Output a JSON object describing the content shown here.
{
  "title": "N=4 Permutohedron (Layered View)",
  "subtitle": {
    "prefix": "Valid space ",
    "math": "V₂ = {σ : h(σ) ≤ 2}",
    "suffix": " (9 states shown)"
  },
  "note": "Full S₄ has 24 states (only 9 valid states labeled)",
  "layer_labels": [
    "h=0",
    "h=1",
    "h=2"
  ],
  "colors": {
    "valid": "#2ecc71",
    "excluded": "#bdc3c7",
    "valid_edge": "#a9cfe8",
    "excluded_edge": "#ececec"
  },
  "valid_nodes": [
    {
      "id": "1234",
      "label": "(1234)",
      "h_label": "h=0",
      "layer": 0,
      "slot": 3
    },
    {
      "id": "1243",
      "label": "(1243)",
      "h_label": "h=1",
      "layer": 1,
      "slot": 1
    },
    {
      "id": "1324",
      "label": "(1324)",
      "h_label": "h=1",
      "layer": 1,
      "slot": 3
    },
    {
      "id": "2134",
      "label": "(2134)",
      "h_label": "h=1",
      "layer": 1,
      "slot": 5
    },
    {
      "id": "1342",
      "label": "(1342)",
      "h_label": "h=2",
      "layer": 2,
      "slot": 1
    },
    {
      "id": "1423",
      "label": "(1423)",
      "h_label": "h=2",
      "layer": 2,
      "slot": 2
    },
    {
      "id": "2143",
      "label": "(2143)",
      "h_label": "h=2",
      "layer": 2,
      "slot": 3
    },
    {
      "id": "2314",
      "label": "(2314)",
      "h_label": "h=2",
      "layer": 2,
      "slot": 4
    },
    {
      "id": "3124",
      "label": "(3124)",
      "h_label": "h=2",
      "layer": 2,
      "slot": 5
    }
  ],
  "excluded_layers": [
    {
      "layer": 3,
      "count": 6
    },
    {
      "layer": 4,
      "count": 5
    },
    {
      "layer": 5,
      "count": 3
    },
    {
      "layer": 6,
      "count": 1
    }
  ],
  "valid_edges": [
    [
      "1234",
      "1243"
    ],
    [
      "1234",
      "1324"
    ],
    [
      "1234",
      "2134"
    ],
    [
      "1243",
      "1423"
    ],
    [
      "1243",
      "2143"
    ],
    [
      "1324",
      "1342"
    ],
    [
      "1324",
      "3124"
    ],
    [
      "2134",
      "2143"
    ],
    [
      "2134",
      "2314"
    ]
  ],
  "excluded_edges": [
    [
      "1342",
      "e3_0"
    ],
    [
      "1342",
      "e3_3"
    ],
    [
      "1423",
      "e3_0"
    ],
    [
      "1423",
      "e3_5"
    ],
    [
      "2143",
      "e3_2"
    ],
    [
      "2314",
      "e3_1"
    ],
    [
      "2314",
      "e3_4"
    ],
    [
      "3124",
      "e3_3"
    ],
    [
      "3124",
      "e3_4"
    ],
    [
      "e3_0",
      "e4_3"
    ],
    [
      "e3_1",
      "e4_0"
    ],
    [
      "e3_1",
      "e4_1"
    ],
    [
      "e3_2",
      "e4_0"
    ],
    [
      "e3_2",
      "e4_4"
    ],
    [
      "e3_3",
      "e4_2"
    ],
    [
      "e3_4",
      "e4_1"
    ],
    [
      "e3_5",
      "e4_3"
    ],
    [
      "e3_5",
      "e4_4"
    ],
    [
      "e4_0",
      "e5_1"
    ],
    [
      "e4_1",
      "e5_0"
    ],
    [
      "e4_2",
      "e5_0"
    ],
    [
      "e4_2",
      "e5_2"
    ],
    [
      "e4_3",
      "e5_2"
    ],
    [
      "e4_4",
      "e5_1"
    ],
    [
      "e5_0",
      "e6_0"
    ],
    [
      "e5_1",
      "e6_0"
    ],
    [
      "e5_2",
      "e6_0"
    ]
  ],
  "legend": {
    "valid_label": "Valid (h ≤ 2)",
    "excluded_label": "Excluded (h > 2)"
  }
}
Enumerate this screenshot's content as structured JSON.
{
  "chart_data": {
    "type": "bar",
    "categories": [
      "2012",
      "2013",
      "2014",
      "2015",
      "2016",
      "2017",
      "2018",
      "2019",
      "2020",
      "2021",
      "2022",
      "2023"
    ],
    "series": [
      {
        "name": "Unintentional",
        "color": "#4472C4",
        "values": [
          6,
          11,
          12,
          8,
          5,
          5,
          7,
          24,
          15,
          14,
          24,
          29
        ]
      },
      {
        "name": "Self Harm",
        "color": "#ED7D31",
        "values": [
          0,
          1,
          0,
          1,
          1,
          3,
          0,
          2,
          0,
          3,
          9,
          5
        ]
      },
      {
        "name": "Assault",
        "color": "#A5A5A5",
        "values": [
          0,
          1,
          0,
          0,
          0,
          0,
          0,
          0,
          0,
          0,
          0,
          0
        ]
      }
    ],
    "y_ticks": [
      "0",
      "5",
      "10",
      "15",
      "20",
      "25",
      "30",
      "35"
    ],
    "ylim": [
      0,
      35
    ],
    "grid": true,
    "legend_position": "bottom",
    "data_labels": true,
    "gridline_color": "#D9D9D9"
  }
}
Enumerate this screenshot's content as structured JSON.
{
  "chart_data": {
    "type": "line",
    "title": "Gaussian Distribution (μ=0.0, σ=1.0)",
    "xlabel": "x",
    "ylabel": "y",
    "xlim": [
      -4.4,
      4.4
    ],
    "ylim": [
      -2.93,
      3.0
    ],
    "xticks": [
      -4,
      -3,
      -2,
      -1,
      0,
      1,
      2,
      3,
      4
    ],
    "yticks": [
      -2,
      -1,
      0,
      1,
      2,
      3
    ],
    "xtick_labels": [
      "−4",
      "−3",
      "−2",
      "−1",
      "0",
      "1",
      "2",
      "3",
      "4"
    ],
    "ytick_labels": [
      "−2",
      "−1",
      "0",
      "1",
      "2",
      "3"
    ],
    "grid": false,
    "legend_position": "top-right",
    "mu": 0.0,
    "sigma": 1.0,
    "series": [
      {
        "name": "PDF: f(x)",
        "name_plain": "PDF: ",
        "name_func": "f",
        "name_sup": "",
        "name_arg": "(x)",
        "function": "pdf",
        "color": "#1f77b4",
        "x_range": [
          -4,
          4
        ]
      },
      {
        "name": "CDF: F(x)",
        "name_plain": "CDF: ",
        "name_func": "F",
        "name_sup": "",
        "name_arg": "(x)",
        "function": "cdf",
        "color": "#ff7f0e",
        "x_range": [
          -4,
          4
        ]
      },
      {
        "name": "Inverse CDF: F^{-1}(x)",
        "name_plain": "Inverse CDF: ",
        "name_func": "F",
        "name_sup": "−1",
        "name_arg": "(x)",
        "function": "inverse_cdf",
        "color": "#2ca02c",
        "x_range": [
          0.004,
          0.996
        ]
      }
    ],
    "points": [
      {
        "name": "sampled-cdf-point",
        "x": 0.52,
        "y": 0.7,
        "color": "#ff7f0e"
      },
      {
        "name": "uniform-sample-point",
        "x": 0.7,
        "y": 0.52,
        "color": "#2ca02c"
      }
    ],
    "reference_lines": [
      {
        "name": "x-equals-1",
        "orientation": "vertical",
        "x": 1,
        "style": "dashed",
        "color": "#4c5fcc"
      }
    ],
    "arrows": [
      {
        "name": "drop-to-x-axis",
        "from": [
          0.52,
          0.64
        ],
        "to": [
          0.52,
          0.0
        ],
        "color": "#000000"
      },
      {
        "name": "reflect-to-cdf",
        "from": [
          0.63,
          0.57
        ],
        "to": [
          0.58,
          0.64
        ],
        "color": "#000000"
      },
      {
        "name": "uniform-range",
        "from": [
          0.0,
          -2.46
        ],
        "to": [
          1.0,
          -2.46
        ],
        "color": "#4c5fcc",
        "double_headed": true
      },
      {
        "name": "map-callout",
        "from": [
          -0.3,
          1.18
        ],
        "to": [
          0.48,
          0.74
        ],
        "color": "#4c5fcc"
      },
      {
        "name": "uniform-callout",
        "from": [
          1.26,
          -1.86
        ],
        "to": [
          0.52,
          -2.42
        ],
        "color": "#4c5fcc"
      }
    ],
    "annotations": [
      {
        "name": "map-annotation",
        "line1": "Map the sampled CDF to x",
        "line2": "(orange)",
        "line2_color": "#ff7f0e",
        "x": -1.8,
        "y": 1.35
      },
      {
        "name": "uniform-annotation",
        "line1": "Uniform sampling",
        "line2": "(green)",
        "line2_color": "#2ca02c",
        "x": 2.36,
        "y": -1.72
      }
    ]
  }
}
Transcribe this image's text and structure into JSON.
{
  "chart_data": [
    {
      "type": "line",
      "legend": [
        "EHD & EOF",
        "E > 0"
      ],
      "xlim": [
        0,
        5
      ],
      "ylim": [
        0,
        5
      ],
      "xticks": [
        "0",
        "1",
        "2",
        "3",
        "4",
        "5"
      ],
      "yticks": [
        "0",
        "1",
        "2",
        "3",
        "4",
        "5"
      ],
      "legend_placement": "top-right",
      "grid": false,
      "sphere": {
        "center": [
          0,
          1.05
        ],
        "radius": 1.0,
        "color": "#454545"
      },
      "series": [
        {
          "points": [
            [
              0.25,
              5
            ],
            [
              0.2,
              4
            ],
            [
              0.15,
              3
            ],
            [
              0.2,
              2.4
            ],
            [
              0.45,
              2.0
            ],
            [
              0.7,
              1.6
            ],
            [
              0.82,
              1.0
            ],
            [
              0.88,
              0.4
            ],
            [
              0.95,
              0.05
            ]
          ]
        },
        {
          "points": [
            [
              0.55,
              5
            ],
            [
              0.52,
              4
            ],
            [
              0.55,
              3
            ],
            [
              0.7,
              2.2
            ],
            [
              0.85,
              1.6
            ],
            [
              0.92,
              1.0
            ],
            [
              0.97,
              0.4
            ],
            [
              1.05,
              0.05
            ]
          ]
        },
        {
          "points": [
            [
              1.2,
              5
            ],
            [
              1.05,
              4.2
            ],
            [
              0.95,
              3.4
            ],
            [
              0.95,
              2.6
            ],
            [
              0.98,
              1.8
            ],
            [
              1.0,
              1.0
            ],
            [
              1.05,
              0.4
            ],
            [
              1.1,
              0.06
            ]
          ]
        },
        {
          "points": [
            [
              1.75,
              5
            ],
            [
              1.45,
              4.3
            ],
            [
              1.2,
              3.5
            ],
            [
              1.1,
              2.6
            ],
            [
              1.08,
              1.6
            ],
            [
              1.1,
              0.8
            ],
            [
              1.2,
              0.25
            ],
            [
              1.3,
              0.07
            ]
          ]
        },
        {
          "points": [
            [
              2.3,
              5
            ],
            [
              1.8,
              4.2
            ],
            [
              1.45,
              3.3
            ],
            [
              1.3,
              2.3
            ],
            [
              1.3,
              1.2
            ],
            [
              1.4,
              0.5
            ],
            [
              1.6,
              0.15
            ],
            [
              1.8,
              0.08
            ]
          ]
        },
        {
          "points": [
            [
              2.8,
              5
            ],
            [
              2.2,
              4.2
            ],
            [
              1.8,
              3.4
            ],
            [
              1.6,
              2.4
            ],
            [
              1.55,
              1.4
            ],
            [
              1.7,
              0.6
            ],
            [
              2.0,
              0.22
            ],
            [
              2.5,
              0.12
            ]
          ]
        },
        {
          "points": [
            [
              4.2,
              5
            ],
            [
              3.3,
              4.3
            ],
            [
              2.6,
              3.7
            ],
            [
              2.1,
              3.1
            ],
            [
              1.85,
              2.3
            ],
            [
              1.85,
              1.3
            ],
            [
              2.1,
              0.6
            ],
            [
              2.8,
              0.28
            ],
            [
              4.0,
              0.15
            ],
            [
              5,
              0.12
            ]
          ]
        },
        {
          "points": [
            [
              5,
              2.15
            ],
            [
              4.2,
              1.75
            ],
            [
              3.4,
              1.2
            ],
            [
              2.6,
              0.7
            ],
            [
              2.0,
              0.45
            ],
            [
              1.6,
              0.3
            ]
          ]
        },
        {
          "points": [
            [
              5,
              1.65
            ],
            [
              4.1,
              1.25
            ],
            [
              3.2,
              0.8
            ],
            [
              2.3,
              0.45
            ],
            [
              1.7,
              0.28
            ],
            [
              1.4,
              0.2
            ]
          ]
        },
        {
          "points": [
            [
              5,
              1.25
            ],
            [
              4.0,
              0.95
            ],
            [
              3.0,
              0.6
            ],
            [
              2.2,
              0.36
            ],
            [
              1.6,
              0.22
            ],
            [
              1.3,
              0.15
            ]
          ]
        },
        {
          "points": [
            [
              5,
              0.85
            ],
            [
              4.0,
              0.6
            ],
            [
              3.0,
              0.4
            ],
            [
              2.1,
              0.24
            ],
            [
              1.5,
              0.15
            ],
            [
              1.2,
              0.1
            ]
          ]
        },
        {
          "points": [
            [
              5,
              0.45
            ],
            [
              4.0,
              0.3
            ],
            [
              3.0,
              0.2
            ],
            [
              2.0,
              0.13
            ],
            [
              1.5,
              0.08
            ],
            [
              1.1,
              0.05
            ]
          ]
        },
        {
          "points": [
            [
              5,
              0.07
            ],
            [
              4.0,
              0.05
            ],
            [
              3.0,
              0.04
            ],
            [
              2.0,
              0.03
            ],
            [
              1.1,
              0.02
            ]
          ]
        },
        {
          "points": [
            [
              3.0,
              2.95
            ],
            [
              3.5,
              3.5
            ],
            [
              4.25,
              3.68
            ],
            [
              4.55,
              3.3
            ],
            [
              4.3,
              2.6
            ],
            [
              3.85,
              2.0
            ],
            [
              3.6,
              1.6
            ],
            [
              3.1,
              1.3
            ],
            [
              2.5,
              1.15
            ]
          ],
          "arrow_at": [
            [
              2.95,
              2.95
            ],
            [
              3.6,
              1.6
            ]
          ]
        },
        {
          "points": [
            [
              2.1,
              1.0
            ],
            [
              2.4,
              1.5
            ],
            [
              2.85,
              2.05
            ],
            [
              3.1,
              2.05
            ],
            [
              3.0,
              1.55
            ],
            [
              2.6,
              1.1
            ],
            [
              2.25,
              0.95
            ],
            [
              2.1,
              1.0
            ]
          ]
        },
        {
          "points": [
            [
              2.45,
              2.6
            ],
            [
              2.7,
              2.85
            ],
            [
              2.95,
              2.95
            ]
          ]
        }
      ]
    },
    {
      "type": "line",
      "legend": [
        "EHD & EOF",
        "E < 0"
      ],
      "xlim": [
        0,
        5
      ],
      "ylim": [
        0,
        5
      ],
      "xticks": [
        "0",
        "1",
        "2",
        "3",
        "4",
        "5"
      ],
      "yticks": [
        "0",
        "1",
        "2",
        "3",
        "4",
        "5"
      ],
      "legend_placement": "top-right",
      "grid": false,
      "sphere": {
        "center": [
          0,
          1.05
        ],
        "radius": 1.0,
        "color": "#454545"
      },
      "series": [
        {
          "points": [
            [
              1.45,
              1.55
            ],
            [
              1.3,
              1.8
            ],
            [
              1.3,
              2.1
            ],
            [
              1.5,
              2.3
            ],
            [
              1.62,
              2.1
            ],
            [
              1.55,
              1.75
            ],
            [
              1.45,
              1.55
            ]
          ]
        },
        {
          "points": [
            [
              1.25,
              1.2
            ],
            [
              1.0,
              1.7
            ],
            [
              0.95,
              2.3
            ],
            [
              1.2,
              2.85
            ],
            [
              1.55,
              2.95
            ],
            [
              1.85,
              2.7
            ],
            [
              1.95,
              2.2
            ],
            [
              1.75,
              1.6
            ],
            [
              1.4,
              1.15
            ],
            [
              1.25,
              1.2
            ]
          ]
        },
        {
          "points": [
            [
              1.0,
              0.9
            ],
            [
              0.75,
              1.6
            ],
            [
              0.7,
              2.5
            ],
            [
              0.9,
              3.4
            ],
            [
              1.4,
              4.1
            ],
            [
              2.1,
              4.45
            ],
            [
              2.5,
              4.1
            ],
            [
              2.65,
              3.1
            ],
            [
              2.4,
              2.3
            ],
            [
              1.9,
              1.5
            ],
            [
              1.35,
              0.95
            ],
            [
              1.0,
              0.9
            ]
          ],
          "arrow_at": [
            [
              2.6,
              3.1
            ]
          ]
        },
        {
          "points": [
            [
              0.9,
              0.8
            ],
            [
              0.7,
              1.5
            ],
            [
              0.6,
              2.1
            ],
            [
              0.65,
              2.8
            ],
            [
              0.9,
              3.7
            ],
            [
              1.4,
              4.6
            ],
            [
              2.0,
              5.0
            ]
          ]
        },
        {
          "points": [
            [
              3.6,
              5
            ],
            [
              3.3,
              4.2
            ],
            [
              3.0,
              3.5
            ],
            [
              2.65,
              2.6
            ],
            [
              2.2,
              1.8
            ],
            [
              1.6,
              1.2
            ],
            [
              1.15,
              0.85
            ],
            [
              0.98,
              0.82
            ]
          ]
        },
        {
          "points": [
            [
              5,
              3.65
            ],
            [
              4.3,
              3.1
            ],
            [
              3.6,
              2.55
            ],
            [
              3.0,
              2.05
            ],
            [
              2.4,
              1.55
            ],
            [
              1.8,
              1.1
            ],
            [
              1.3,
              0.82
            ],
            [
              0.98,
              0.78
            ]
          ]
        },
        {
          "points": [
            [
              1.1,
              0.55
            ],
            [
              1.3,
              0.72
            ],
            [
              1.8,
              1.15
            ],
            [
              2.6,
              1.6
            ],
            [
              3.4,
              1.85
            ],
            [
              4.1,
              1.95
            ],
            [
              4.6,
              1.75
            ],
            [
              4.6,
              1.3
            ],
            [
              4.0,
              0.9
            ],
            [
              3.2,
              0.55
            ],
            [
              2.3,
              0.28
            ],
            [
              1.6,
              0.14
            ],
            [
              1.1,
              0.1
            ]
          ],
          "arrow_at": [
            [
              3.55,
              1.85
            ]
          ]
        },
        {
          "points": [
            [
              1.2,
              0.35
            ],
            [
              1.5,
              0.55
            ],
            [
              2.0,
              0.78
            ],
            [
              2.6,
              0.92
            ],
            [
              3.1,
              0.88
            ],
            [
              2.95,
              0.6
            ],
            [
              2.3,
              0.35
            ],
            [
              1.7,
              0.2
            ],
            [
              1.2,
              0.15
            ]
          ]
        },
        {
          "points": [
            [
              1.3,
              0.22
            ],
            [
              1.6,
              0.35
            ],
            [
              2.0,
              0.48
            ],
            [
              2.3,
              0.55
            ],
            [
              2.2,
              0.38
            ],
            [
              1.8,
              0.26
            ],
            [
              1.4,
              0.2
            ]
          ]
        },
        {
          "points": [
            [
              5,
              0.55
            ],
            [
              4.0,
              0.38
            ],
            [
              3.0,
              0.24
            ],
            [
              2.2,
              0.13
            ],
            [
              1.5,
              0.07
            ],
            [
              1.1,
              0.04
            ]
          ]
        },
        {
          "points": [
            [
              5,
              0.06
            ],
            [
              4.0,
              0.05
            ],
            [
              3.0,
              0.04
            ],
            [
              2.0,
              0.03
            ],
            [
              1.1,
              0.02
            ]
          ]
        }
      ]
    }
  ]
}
━━━━━━━━━━━━━━━━━━━━━━━━━━━━━━
### Goal
Search the records above for the string "states". Copy every line that contains it.

### Reply to the task
    "suffix": " (9 states shown)"
  "note": "Full S₄ has 24 states (only 9 valid states labeled)",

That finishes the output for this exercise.